Exercise details
Reproduce each line of the material precisely.

▼

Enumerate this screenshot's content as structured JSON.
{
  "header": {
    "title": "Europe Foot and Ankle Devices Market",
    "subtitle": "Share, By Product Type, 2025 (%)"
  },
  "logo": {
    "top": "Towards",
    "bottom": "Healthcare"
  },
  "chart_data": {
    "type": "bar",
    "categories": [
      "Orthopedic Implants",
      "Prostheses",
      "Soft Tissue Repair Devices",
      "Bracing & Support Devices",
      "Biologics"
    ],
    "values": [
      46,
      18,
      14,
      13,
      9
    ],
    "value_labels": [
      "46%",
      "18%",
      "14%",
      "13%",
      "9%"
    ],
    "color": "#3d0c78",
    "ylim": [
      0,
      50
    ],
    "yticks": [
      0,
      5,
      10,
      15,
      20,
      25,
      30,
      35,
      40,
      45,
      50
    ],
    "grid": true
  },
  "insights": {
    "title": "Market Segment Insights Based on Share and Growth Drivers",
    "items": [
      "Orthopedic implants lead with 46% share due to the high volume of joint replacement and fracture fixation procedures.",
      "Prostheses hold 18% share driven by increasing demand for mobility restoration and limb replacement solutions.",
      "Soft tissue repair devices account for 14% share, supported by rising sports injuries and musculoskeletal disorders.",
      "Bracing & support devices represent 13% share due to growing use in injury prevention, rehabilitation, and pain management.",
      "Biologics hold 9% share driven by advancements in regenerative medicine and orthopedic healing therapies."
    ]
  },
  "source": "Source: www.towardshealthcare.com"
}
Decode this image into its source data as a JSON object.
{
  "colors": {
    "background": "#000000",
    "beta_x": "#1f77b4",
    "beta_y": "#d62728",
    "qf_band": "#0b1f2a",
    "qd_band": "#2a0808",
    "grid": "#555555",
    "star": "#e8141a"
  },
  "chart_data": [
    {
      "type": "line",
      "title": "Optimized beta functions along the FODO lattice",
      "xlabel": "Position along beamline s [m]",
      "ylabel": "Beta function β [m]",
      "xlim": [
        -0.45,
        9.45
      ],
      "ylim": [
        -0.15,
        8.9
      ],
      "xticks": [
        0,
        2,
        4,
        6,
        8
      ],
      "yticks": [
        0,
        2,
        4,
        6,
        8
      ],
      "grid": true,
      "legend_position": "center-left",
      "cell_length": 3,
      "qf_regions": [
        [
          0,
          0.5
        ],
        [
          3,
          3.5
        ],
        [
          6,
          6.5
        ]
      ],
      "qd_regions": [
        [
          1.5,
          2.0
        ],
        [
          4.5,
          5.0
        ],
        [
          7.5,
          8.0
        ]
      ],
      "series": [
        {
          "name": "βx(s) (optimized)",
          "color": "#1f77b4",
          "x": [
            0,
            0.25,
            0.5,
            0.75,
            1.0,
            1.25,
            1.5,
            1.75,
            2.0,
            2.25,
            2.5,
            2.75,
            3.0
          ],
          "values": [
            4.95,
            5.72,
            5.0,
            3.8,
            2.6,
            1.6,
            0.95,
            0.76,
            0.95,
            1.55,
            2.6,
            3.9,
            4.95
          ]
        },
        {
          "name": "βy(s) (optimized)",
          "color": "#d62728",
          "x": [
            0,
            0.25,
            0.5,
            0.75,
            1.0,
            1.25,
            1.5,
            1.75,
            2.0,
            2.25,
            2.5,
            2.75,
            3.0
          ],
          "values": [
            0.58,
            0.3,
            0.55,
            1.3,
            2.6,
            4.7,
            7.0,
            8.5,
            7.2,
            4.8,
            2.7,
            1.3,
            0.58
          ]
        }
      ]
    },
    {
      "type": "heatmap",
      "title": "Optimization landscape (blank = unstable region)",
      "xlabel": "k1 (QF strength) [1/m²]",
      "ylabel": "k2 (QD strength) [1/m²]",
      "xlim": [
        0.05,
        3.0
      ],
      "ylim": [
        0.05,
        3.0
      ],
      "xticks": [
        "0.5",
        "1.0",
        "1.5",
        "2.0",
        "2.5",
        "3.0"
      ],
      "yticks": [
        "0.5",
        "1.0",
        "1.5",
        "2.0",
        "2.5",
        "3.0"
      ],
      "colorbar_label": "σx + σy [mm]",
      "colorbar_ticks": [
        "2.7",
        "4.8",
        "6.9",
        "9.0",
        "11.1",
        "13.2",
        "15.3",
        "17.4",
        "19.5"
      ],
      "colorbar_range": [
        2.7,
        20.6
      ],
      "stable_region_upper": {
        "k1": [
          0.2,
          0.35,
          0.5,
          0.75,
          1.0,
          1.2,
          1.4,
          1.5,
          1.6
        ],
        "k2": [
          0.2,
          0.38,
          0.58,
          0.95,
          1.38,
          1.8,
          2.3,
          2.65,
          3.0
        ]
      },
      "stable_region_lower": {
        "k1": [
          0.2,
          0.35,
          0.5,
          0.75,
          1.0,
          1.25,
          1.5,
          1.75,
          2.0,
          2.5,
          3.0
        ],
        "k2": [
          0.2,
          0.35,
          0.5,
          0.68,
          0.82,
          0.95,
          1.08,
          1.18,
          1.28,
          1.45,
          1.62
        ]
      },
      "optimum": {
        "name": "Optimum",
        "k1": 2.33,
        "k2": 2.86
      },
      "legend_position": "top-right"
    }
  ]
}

▲

Right answer
Enumerate this screenshot's content as structured JSON.
{
  "header": {
    "title": "Europe Foot and Ankle Devices Market",
    "subtitle": "Share, By Product Type, 2025 (%)"
  },
  "logo": {
    "top": "Towards",
    "bottom": "Healthcare"
  },
  "chart_data": {
    "type": "bar",
    "categories": [
      "Orthopedic Implants",
      "Prostheses",
      "Soft Tissue Repair Devices",
      "Bracing & Support Devices",
      "Biologics"
    ],
    "values": [
      46,
      18,
      14,
      13,
      9
    ],
    "value_labels": [
      "46%",
      "18%",
      "14%",
      "13%",
      "9%"
    ],
    "color": "#3d0c78",
    "ylim": [
      0,
      50
    ],
    "yticks": [
      0,
      5,
      10,
      15,
      20,
      25,
      30,
      35,
      40,
      45,
      50
    ],
    "grid": true
  },
  "insights": {
    "title": "Market Segment Insights Based on Share and Growth Drivers",
    "items": [
      "Orthopedic implants lead with 46% share due to the high volume of joint replacement and fracture fixation procedures.",
      "Prostheses hold 18% share driven by increasing demand for mobility restoration and limb replacement solutions.",
      "Soft tissue repair devices account for 14% share, supported by rising sports injuries and musculoskeletal disorders.",
      "Bracing & support devices represent 13% share due to growing use in injury prevention, rehabilitation, and pain management.",
      "Biologics hold 9% share driven by advancements in regenerative medicine and orthopedic healing therapies."
    ]
  },
  "source": "Source: www.towardshealthcare.com"
}
Decode this image into its source data as a JSON object.
{
  "colors": {
    "background": "#000000",
    "beta_x": "#1f77b4",
    "beta_y": "#d62728",
    "qf_band": "#0b1f2a",
    "qd_band": "#2a0808",
    "grid": "#555555",
    "star": "#e8141a"
  },
  "chart_data": [
    {
      "type": "line",
      "title": "Optimized beta functions along the FODO lattice",
      "xlabel": "Position along beamline s [m]",
      "ylabel": "Beta function β [m]",
      "xlim": [
        -0.45,
        9.45
      ],
      "ylim": [
        -0.15,
        8.9
      ],
      "xticks": [
        0,
        2,
        4,
        6,
        8
      ],
      "yticks": [
        0,
        2,
        4,
        6,
        8
      ],
      "grid": true,
      "legend_position": "center-left",
      "cell_length": 3,
      "qf_regions": [
        [
          0,
          0.5
        ],
        [
          3,
          3.5
        ],
        [
          6,
          6.5
        ]
      ],
      "qd_regions": [
        [
          1.5,
          2.0
        ],
        [
          4.5,
          5.0
        ],
        [
          7.5,
          8.0
        ]
      ],
      "series": [
        {
          "name": "βx(s) (optimized)",
          "color": "#1f77b4",
          "x": [
            0,
            0.25,
            0.5,
            0.75,
            1.0,
            1.25,
            1.5,
            1.75,
            2.0,
            2.25,
            2.5,
            2.75,
            3.0
          ],
          "values": [
            4.95,
            5.72,
            5.0,
            3.8,
            2.6,
            1.6,
            0.95,
            0.76,
            0.95,
            1.55,
            2.6,
            3.9,
            4.95
          ]
        },
        {
          "name": "βy(s) (optimized)",
          "color": "#d62728",
          "x": [
            0,
            0.25,
            0.5,
            0.75,
            1.0,
            1.25,
            1.5,
            1.75,
            2.0,
            2.25,
            2.5,
            2.75,
            3.0
          ],
          "values": [
            0.58,
            0.3,
            0.55,
            1.3,
            2.6,
            4.7,
            7.0,
            8.5,
            7.2,
            4.8,
            2.7,
            1.3,
            0.58
          ]
        }
      ]
    },
    {
      "type": "heatmap",
      "title": "Optimization landscape (blank = unstable region)",
      "xlabel": "k1 (QF strength) [1/m²]",
      "ylabel": "k2 (QD strength) [1/m²]",
      "xlim": [
        0.05,
        3.0
      ],
      "ylim": [
        0.05,
        3.0
      ],
      "xticks": [
        "0.5",
        "1.0",
        "1.5",
        "2.0",
        "2.5",
        "3.0"
      ],
      "yticks": [
        "0.5",
        "1.0",
        "1.5",
        "2.0",
        "2.5",
        "3.0"
      ],
      "colorbar_label": "σx + σy [mm]",
      "colorbar_ticks": [
        "2.7",
        "4.8",
        "6.9",
        "9.0",
        "11.1",
        "13.2",
        "15.3",
        "17.4",
        "19.5"
      ],
      "colorbar_range": [
        2.7,
        20.6
      ],
      "stable_region_upper": {
        "k1": [
          0.2,
          0.35,
          0.5,
          0.75,
          1.0,
          1.2,
          1.4,
          1.5,
          1.6
        ],
        "k2": [
          0.2,
          0.38,
          0.58,
          0.95,
          1.38,
          1.8,
          2.3,
          2.65,
          3.0
        ]
      },
      "stable_region_lower": {
        "k1": [
          0.2,
          0.35,
          0.5,
          0.75,
          1.0,
          1.25,
          1.5,
          1.75,
          2.0,
          2.5,
          3.0
        ],
        "k2": [
          0.2,
          0.35,
          0.5,
          0.68,
          0.82,
          0.95,
          1.08,
          1.18,
          1.28,
          1.45,
          1.62
        ]
      },
      "optimum": {
        "name": "Optimum",
        "k1": 2.33,
        "k2": 2.86
      },
      "legend_position": "top-right"
    }
  ]
}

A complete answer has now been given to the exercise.